Stored entries:
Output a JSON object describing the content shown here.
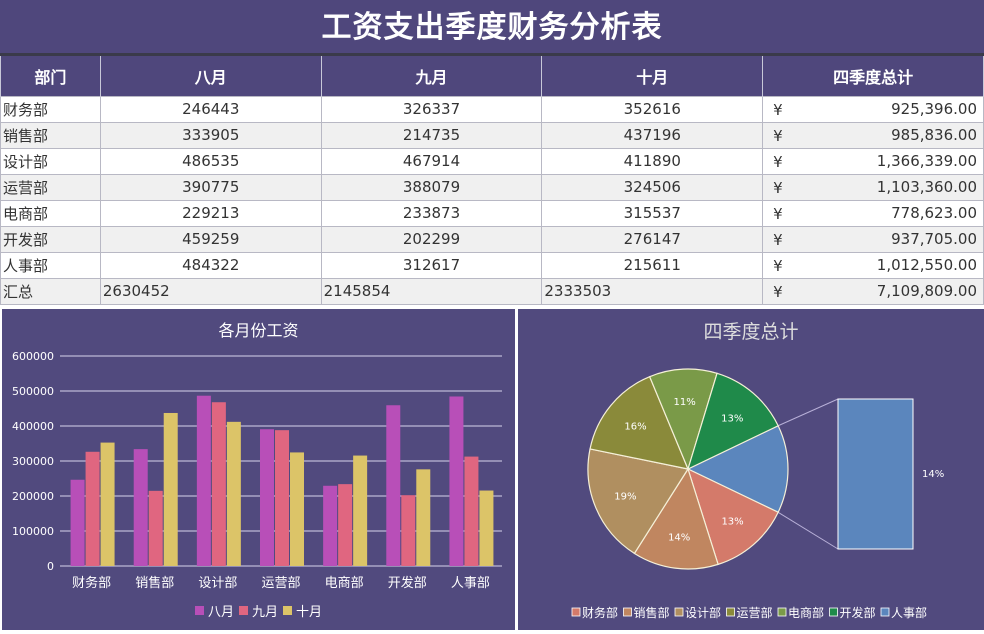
{
  "title": "工资支出季度财务分析表",
  "table": {
    "headers": [
      "部门",
      "八月",
      "九月",
      "十月",
      "四季度总计"
    ],
    "rows": [
      {
        "dept": "财务部",
        "aug": "246443",
        "sep": "326337",
        "oct": "352616",
        "currency": "¥",
        "total": "925,396.00"
      },
      {
        "dept": "销售部",
        "aug": "333905",
        "sep": "214735",
        "oct": "437196",
        "currency": "¥",
        "total": "985,836.00"
      },
      {
        "dept": "设计部",
        "aug": "486535",
        "sep": "467914",
        "oct": "411890",
        "currency": "¥",
        "total": "1,366,339.00"
      },
      {
        "dept": "运营部",
        "aug": "390775",
        "sep": "388079",
        "oct": "324506",
        "currency": "¥",
        "total": "1,103,360.00"
      },
      {
        "dept": "电商部",
        "aug": "229213",
        "sep": "233873",
        "oct": "315537",
        "currency": "¥",
        "total": "778,623.00"
      },
      {
        "dept": "开发部",
        "aug": "459259",
        "sep": "202299",
        "oct": "276147",
        "currency": "¥",
        "total": "937,705.00"
      },
      {
        "dept": "人事部",
        "aug": "484322",
        "sep": "312617",
        "oct": "215611",
        "currency": "¥",
        "total": "1,012,550.00"
      }
    ],
    "summary": {
      "label": "汇总",
      "aug": "2630452",
      "sep": "2145854",
      "oct": "2333503",
      "currency": "¥",
      "total": "7,109,809.00"
    }
  },
  "colors": {
    "header_bg": "#4f477c",
    "aug": "#b84fb8",
    "sep": "#e06680",
    "oct": "#dcc468"
  },
  "chart_data": [
    {
      "type": "bar",
      "title": "各月份工资",
      "categories": [
        "财务部",
        "销售部",
        "设计部",
        "运营部",
        "电商部",
        "开发部",
        "人事部"
      ],
      "series": [
        {
          "name": "八月",
          "color": "#b84fb8",
          "values": [
            246443,
            333905,
            486535,
            390775,
            229213,
            459259,
            484322
          ]
        },
        {
          "name": "九月",
          "color": "#e06680",
          "values": [
            326337,
            214735,
            467914,
            388079,
            233873,
            202299,
            312617
          ]
        },
        {
          "name": "十月",
          "color": "#dcc468",
          "values": [
            352616,
            437196,
            411890,
            324506,
            315537,
            276147,
            215611
          ]
        }
      ],
      "yticks": [
        "0",
        "100000",
        "200000",
        "300000",
        "400000",
        "500000",
        "600000"
      ],
      "ylim": [
        0,
        600000
      ],
      "grid": true,
      "legend_position": "bottom",
      "xlabel": "",
      "ylabel": ""
    },
    {
      "type": "pie",
      "subtype": "bar-of-pie",
      "title": "四季度总计",
      "categories": [
        "财务部",
        "销售部",
        "设计部",
        "运营部",
        "电商部",
        "开发部",
        "人事部"
      ],
      "values": [
        925396,
        985836,
        1366339,
        1103360,
        778623,
        937705,
        1012550
      ],
      "labels": [
        "13%",
        "14%",
        "19%",
        "16%",
        "11%",
        "13%",
        "14%"
      ],
      "colors": [
        "#d47a6a",
        "#c08660",
        "#b08f60",
        "#8a8a3a",
        "#7a9a48",
        "#1f8a4a",
        "#5b86bd"
      ],
      "secondary_bar": {
        "category": "人事部",
        "label": "14%"
      },
      "legend_position": "bottom"
    }
  ]
}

__WHAT IS REQUIRED__:
Exactly as written, return every line of the listing, but not the pictures.

__SOLUTION TO THE EXERCISE__:
Output a JSON object describing the content shown here.
{
  "title": "工资支出季度财务分析表",
  "table": {
    "headers": [
      "部门",
      "八月",
      "九月",
      "十月",
      "四季度总计"
    ],
    "rows": [
      {
        "dept": "财务部",
        "aug": "246443",
        "sep": "326337",
        "oct": "352616",
        "currency": "¥",
        "total": "925,396.00"
      },
      {
        "dept": "销售部",
        "aug": "333905",
        "sep": "214735",
        "oct": "437196",
        "currency": "¥",
        "total": "985,836.00"
      },
      {
        "dept": "设计部",
        "aug": "486535",
        "sep": "467914",
        "oct": "411890",
        "currency": "¥",
        "total": "1,366,339.00"
      },
      {
        "dept": "运营部",
        "aug": "390775",
        "sep": "388079",
        "oct": "324506",
        "currency": "¥",
        "total": "1,103,360.00"
      },
      {
        "dept": "电商部",
        "aug": "229213",
        "sep": "233873",
        "oct": "315537",
        "currency": "¥",
        "total": "778,623.00"
      },
      {
        "dept": "开发部",
        "aug": "459259",
        "sep": "202299",
        "oct": "276147",
        "currency": "¥",
        "total": "937,705.00"
      },
      {
        "dept": "人事部",
        "aug": "484322",
        "sep": "312617",
        "oct": "215611",
        "currency": "¥",
        "total": "1,012,550.00"
      }
    ],
    "summary": {
      "label": "汇总",
      "aug": "2630452",
      "sep": "2145854",
      "oct": "2333503",
      "currency": "¥",
      "total": "7,109,809.00"
    }
  },
  "colors": {
    "header_bg": "#4f477c",
    "aug": "#b84fb8",
    "sep": "#e06680",
    "oct": "#dcc468"
  },
  "chart_data": [
    {
      "type": "bar",
      "title": "各月份工资",
      "categories": [
        "财务部",
        "销售部",
        "设计部",
        "运营部",
        "电商部",
        "开发部",
        "人事部"
      ],
      "series": [
        {
          "name": "八月",
          "color": "#b84fb8",
          "values": [
            246443,
            333905,
            486535,
            390775,
            229213,
            459259,
            484322
          ]
        },
        {
          "name": "九月",
          "color": "#e06680",
          "values": [
            326337,
            214735,
            467914,
            388079,
            233873,
            202299,
            312617
          ]
        },
        {
          "name": "十月",
          "color": "#dcc468",
          "values": [
            352616,
            437196,
            411890,
            324506,
            315537,
            276147,
            215611
          ]
        }
      ],
      "yticks": [
        "0",
        "100000",
        "200000",
        "300000",
        "400000",
        "500000",
        "600000"
      ],
      "ylim": [
        0,
        600000
      ],
      "grid": true,
      "legend_position": "bottom",
      "xlabel": "",
      "ylabel": ""
    },
    {
      "type": "pie",
      "subtype": "bar-of-pie",
      "title": "四季度总计",
      "categories": [
        "财务部",
        "销售部",
        "设计部",
        "运营部",
        "电商部",
        "开发部",
        "人事部"
      ],
      "values": [
        925396,
        985836,
        1366339,
        1103360,
        778623,
        937705,
        1012550
      ],
      "labels": [
        "13%",
        "14%",
        "19%",
        "16%",
        "11%",
        "13%",
        "14%"
      ],
      "colors": [
        "#d47a6a",
        "#c08660",
        "#b08f60",
        "#8a8a3a",
        "#7a9a48",
        "#1f8a4a",
        "#5b86bd"
      ],
      "secondary_bar": {
        "category": "人事部",
        "label": "14%"
      },
      "legend_position": "bottom"
    }
  ]
}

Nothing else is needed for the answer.